● **WRITTEN EXERCISE**:
The records below hold pictures; please leave those out and retype the rest exactly.

··· DATA ROWS ···

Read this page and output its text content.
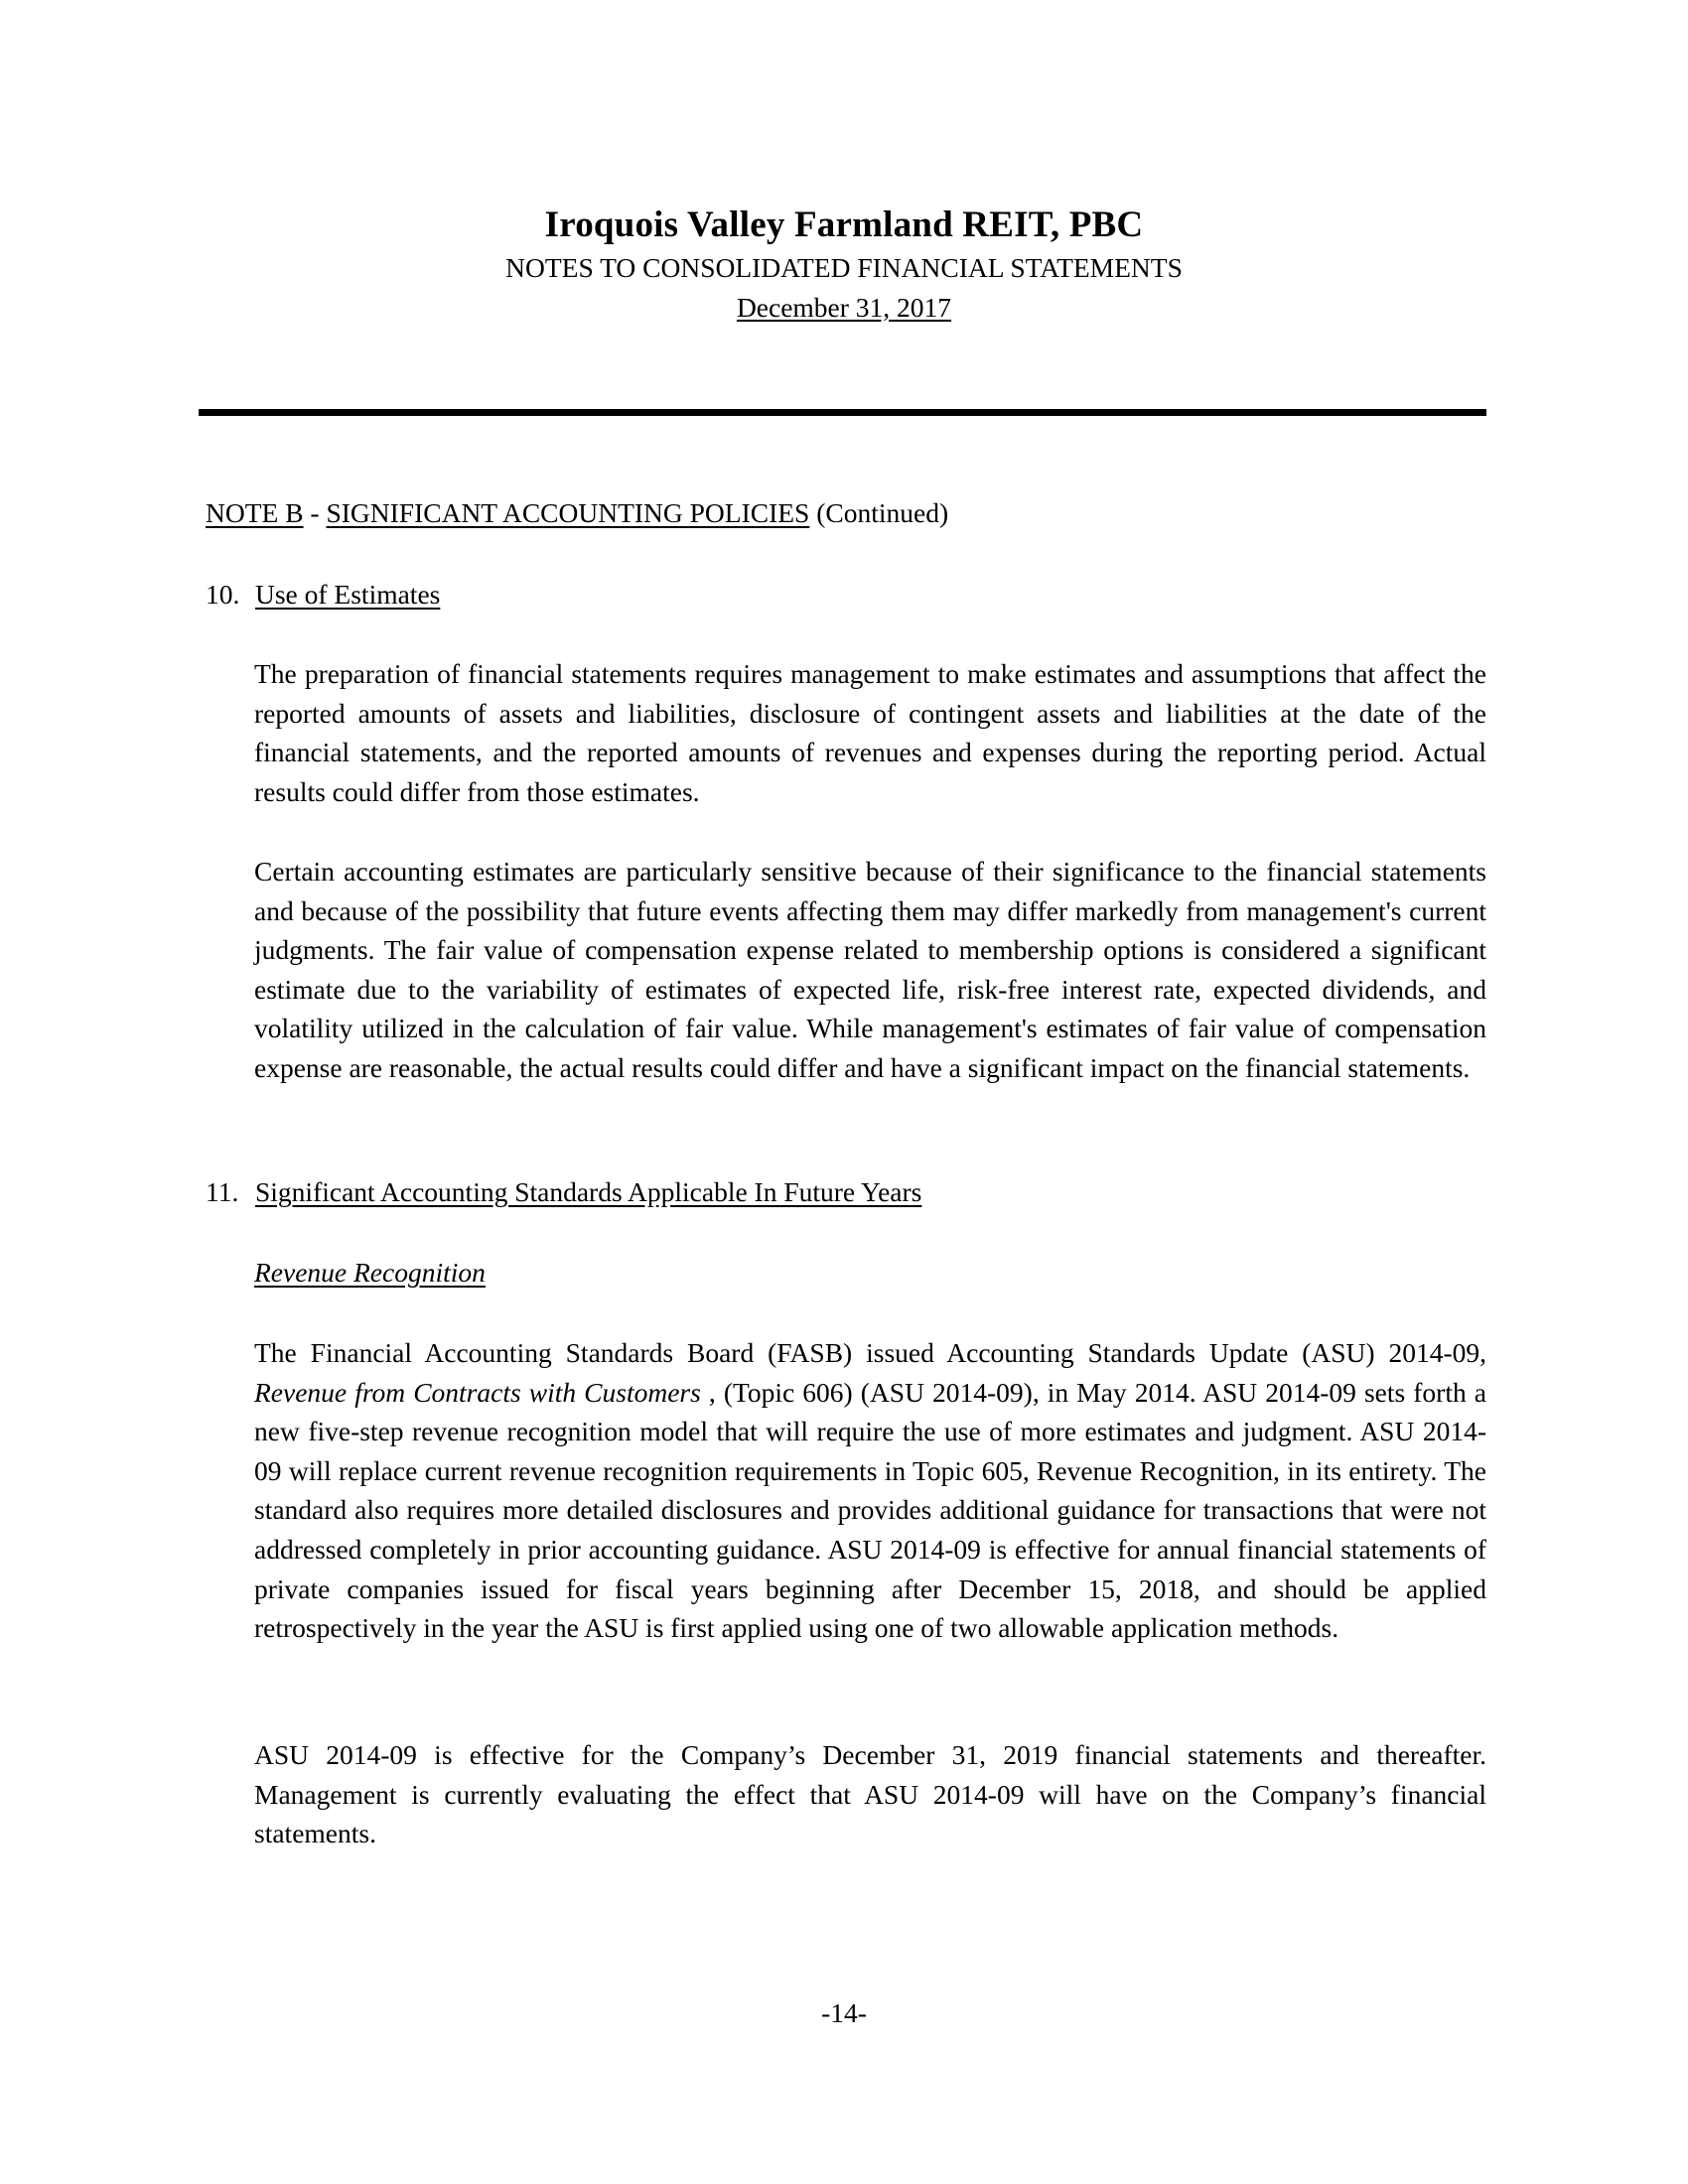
Iroquois Valley Farmland REIT, PBC
NOTES TO CONSOLIDATED FINANCIAL STATEMENTS
December 31, 2017
NOTE B - SIGNIFICANT ACCOUNTING POLICIES (Continued)
10. Use of Estimates

The preparation of financial statements requires management to make estimates and assumptions that affect the reported amounts of assets and liabilities, disclosure of contingent assets and liabilities at the date of the financial statements, and the reported amounts of revenues and expenses during the reporting period. Actual results could differ from those estimates.

Certain accounting estimates are particularly sensitive because of their significance to the financial statements and because of the possibility that future events affecting them may differ markedly from management's current judgments. The fair value of compensation expense related to membership options is considered a significant estimate due to the variability of estimates of expected life, risk-free interest rate, expected dividends, and volatility utilized in the calculation of fair value. While management's estimates of fair value of compensation expense are reasonable, the actual results could differ and have a significant impact on the financial statements.

11. Significant Accounting Standards Applicable In Future Years
Revenue Recognition

The Financial Accounting Standards Board (FASB) issued Accounting Standards Update (ASU) 2014-09, Revenue from Contracts with Customers , (Topic 606) (ASU 2014-09), in May 2014. ASU 2014-09 sets forth a new five-step revenue recognition model that will require the use of more estimates and judgment. ASU 2014-09 will replace current revenue recognition requirements in Topic 605, Revenue Recognition, in its entirety. The standard also requires more detailed disclosures and provides additional guidance for transactions that were not addressed completely in prior accounting guidance. ASU 2014-09 is effective for annual financial statements of private companies issued for fiscal years beginning after December 15, 2018, and should be applied retrospectively in the year the ASU is first applied using one of two allowable application methods.

ASU 2014-09 is effective for the Company’s December 31, 2019 financial statements and thereafter. Management is currently evaluating the effect that ASU 2014-09 will have on the Company’s financial statements.

-14-
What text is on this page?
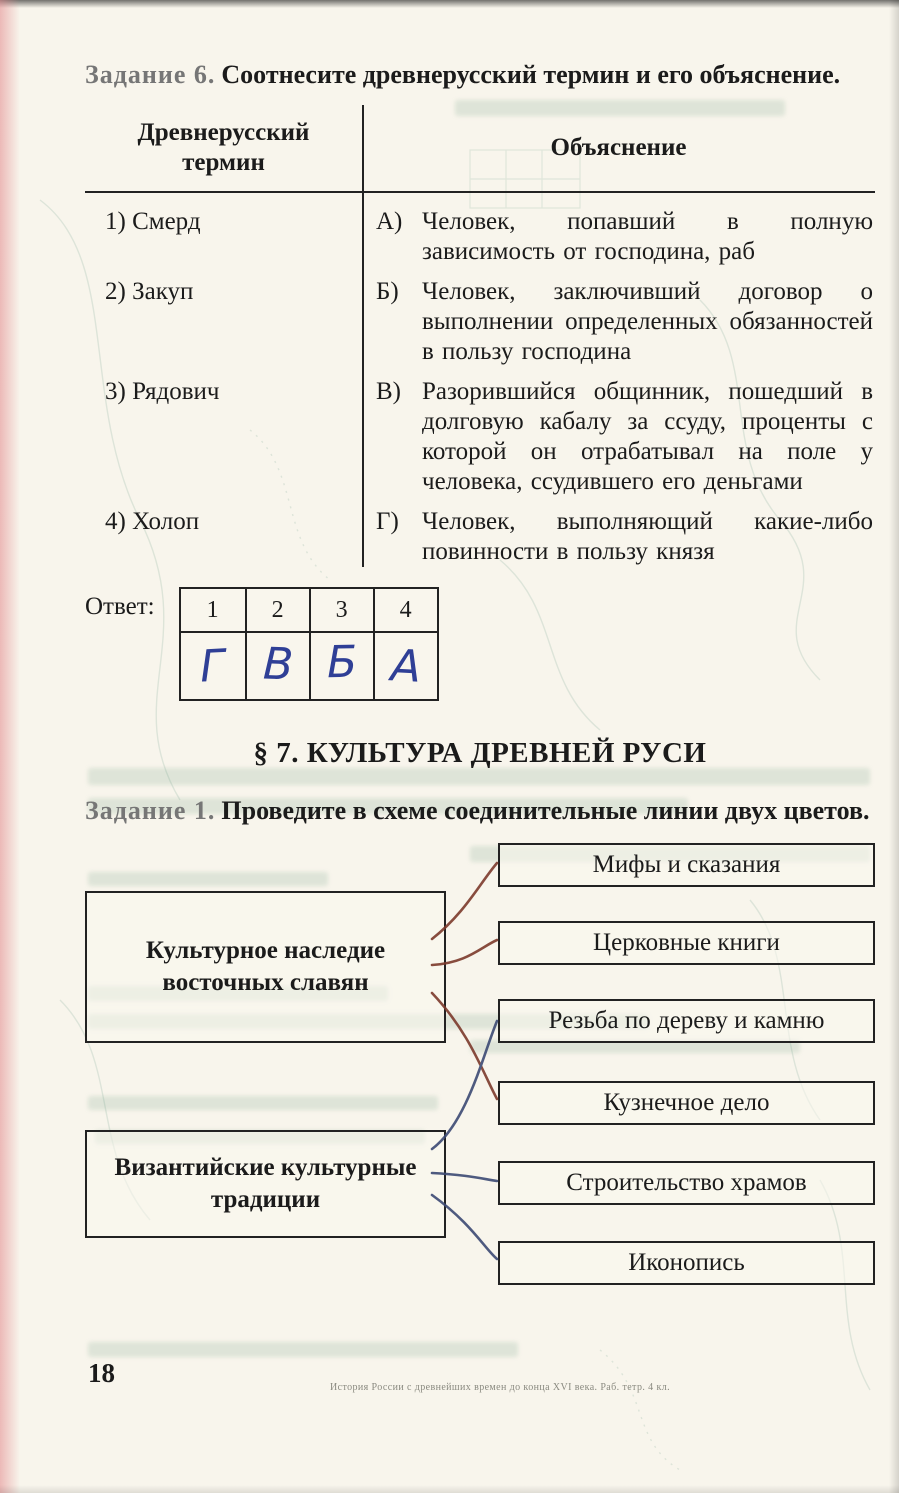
Задание 6. Соотнесите древнерусский термин и его объяснение.

Древнерусский термин
Объяснение
1) Смерд	А) Человек, попавший в полную зависимость от господина, раб
2) Закуп	Б) Человек, заключивший договор о выполнении определенных обязанностей в пользу господина
3) Рядович	В) Разорившийся общинник, пошедший в долговую кабалу за ссуду, проценты с которой он отрабатывал на поле у человека, ссудившего его деньгами
4) Холоп	Г) Человек, выполняющий какие-либо повинности в пользу князя
Ответ:	1	2	3	4
Г В Б А
§ 7. КУЛЬТУРА ДРЕВНЕЙ РУСИ

Задание 1. Проведите в схеме соединительные линии двух цветов.

Культурное наследие восточных славян
Византийские культурные традиции
Мифы и сказания
Церковные книги
Резьба по дереву и камню
Кузнечное дело
Строительство храмов
Иконопись
18	История России с древнейших времен до конца XVI века. Раб. тетр. 4 кл.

···

● **THE REPLY**:
Read this page and output its text content.
Iroquois Valley Farmland REIT, PBC
NOTES TO CONSOLIDATED FINANCIAL STATEMENTS
December 31, 2017
NOTE B - SIGNIFICANT ACCOUNTING POLICIES (Continued)
10. Use of Estimates

The preparation of financial statements requires management to make estimates and assumptions that affect the reported amounts of assets and liabilities, disclosure of contingent assets and liabilities at the date of the financial statements, and the reported amounts of revenues and expenses during the reporting period. Actual results could differ from those estimates.

Certain accounting estimates are particularly sensitive because of their significance to the financial statements and because of the possibility that future events affecting them may differ markedly from management's current judgments. The fair value of compensation expense related to membership options is considered a significant estimate due to the variability of estimates of expected life, risk-free interest rate, expected dividends, and volatility utilized in the calculation of fair value. While management's estimates of fair value of compensation expense are reasonable, the actual results could differ and have a significant impact on the financial statements.

11. Significant Accounting Standards Applicable In Future Years
Revenue Recognition

The Financial Accounting Standards Board (FASB) issued Accounting Standards Update (ASU) 2014-09, Revenue from Contracts with Customers , (Topic 606) (ASU 2014-09), in May 2014. ASU 2014-09 sets forth a new five-step revenue recognition model that will require the use of more estimates and judgment. ASU 2014-09 will replace current revenue recognition requirements in Topic 605, Revenue Recognition, in its entirety. The standard also requires more detailed disclosures and provides additional guidance for transactions that were not addressed completely in prior accounting guidance. ASU 2014-09 is effective for annual financial statements of private companies issued for fiscal years beginning after December 15, 2018, and should be applied retrospectively in the year the ASU is first applied using one of two allowable application methods.

ASU 2014-09 is effective for the Company’s December 31, 2019 financial statements and thereafter. Management is currently evaluating the effect that ASU 2014-09 will have on the Company’s financial statements.

-14-
What text is on this page?
Задание 6. Соотнесите древнерусский термин и его объяснение.

Древнерусский термин
Объяснение
1) Смерд	А) Человек, попавший в полную зависимость от господина, раб
2) Закуп	Б) Человек, заключивший договор о выполнении определенных обязанностей в пользу господина
3) Рядович	В) Разорившийся общинник, пошедший в долговую кабалу за ссуду, проценты с которой он отрабатывал на поле у человека, ссудившего его деньгами
4) Холоп	Г) Человек, выполняющий какие-либо повинности в пользу князя
Ответ:	1	2	3	4
Г В Б А
§ 7. КУЛЬТУРА ДРЕВНЕЙ РУСИ

Задание 1. Проведите в схеме соединительные линии двух цветов.

Культурное наследие восточных славян
Византийские культурные традиции
Мифы и сказания
Церковные книги
Резьба по дереву и камню
Кузнечное дело
Строительство храмов
Иконопись
18	История России с древнейших времен до конца XVI века. Раб. тетр. 4 кл.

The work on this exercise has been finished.